→ EXERCISE OBJECTIVE: Output all lines exactly.

→ MATERIAL PROVIDED:
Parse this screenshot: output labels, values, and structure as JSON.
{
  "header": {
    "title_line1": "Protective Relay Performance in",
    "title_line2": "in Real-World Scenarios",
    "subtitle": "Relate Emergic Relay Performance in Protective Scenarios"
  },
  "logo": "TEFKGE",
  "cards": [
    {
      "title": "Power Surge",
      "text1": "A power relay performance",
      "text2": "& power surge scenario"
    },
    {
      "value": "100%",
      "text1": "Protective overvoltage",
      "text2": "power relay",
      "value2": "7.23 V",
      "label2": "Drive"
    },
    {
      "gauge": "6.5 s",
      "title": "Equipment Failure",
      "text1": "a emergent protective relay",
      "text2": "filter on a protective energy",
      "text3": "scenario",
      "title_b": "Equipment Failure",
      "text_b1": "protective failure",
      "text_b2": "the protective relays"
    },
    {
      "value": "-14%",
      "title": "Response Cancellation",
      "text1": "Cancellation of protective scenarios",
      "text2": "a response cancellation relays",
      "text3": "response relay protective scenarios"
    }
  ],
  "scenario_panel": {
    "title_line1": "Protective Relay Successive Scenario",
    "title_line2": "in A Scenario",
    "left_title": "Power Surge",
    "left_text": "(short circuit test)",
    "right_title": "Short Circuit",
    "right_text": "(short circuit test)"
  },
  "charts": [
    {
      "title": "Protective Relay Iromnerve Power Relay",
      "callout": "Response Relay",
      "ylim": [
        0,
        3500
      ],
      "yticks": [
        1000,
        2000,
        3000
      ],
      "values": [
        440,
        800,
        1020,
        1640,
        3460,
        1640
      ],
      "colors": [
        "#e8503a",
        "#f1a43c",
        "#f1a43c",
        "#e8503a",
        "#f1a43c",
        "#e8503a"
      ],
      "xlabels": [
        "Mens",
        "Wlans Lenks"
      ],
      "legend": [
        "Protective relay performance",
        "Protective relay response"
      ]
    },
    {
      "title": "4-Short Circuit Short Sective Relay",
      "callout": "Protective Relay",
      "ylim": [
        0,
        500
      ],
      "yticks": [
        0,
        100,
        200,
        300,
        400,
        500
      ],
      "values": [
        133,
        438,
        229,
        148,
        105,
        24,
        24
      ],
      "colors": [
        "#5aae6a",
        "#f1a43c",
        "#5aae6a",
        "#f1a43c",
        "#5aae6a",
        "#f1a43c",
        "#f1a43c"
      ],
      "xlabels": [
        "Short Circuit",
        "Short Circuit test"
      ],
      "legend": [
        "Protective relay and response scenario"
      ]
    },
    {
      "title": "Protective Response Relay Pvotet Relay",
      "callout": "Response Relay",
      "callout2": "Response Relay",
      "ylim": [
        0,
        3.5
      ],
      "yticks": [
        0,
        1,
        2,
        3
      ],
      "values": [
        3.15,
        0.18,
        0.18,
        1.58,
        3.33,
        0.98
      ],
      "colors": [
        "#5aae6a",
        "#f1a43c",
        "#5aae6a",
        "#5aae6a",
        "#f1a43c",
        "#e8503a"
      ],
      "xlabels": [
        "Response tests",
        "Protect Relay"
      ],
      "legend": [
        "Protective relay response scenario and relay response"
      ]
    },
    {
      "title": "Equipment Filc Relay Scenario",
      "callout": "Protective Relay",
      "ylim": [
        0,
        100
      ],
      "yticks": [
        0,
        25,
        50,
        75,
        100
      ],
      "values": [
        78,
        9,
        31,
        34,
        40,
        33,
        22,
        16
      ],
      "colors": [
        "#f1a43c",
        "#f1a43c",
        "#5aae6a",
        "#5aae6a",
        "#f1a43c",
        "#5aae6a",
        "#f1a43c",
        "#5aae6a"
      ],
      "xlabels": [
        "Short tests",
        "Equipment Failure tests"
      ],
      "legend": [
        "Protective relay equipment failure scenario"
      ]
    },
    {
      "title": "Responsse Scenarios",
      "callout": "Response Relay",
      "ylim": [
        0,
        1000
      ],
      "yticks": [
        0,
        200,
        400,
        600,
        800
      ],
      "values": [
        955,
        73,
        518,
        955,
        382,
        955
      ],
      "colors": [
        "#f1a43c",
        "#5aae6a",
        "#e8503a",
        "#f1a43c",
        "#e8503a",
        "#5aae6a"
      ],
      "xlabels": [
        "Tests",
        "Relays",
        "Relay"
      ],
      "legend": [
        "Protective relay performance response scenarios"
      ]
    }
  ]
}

→ CORRECT ANSWER:
Parse this screenshot: output labels, values, and structure as JSON.
{
  "header": {
    "title_line1": "Protective Relay Performance in",
    "title_line2": "in Real-World Scenarios",
    "subtitle": "Relate Emergic Relay Performance in Protective Scenarios"
  },
  "logo": "TEFKGE",
  "cards": [
    {
      "title": "Power Surge",
      "text1": "A power relay performance",
      "text2": "& power surge scenario"
    },
    {
      "value": "100%",
      "text1": "Protective overvoltage",
      "text2": "power relay",
      "value2": "7.23 V",
      "label2": "Drive"
    },
    {
      "gauge": "6.5 s",
      "title": "Equipment Failure",
      "text1": "a emergent protective relay",
      "text2": "filter on a protective energy",
      "text3": "scenario",
      "title_b": "Equipment Failure",
      "text_b1": "protective failure",
      "text_b2": "the protective relays"
    },
    {
      "value": "-14%",
      "title": "Response Cancellation",
      "text1": "Cancellation of protective scenarios",
      "text2": "a response cancellation relays",
      "text3": "response relay protective scenarios"
    }
  ],
  "scenario_panel": {
    "title_line1": "Protective Relay Successive Scenario",
    "title_line2": "in A Scenario",
    "left_title": "Power Surge",
    "left_text": "(short circuit test)",
    "right_title": "Short Circuit",
    "right_text": "(short circuit test)"
  },
  "charts": [
    {
      "title": "Protective Relay Iromnerve Power Relay",
      "callout": "Response Relay",
      "ylim": [
        0,
        3500
      ],
      "yticks": [
        1000,
        2000,
        3000
      ],
      "values": [
        440,
        800,
        1020,
        1640,
        3460,
        1640
      ],
      "colors": [
        "#e8503a",
        "#f1a43c",
        "#f1a43c",
        "#e8503a",
        "#f1a43c",
        "#e8503a"
      ],
      "xlabels": [
        "Mens",
        "Wlans Lenks"
      ],
      "legend": [
        "Protective relay performance",
        "Protective relay response"
      ]
    },
    {
      "title": "4-Short Circuit Short Sective Relay",
      "callout": "Protective Relay",
      "ylim": [
        0,
        500
      ],
      "yticks": [
        0,
        100,
        200,
        300,
        400,
        500
      ],
      "values": [
        133,
        438,
        229,
        148,
        105,
        24,
        24
      ],
      "colors": [
        "#5aae6a",
        "#f1a43c",
        "#5aae6a",
        "#f1a43c",
        "#5aae6a",
        "#f1a43c",
        "#f1a43c"
      ],
      "xlabels": [
        "Short Circuit",
        "Short Circuit test"
      ],
      "legend": [
        "Protective relay and response scenario"
      ]
    },
    {
      "title": "Protective Response Relay Pvotet Relay",
      "callout": "Response Relay",
      "callout2": "Response Relay",
      "ylim": [
        0,
        3.5
      ],
      "yticks": [
        0,
        1,
        2,
        3
      ],
      "values": [
        3.15,
        0.18,
        0.18,
        1.58,
        3.33,
        0.98
      ],
      "colors": [
        "#5aae6a",
        "#f1a43c",
        "#5aae6a",
        "#5aae6a",
        "#f1a43c",
        "#e8503a"
      ],
      "xlabels": [
        "Response tests",
        "Protect Relay"
      ],
      "legend": [
        "Protective relay response scenario and relay response"
      ]
    },
    {
      "title": "Equipment Filc Relay Scenario",
      "callout": "Protective Relay",
      "ylim": [
        0,
        100
      ],
      "yticks": [
        0,
        25,
        50,
        75,
        100
      ],
      "values": [
        78,
        9,
        31,
        34,
        40,
        33,
        22,
        16
      ],
      "colors": [
        "#f1a43c",
        "#f1a43c",
        "#5aae6a",
        "#5aae6a",
        "#f1a43c",
        "#5aae6a",
        "#f1a43c",
        "#5aae6a"
      ],
      "xlabels": [
        "Short tests",
        "Equipment Failure tests"
      ],
      "legend": [
        "Protective relay equipment failure scenario"
      ]
    },
    {
      "title": "Responsse Scenarios",
      "callout": "Response Relay",
      "ylim": [
        0,
        1000
      ],
      "yticks": [
        0,
        200,
        400,
        600,
        800
      ],
      "values": [
        955,
        73,
        518,
        955,
        382,
        955
      ],
      "colors": [
        "#f1a43c",
        "#5aae6a",
        "#e8503a",
        "#f1a43c",
        "#e8503a",
        "#5aae6a"
      ],
      "xlabels": [
        "Tests",
        "Relays",
        "Relay"
      ],
      "legend": [
        "Protective relay performance response scenarios"
      ]
    }
  ]
}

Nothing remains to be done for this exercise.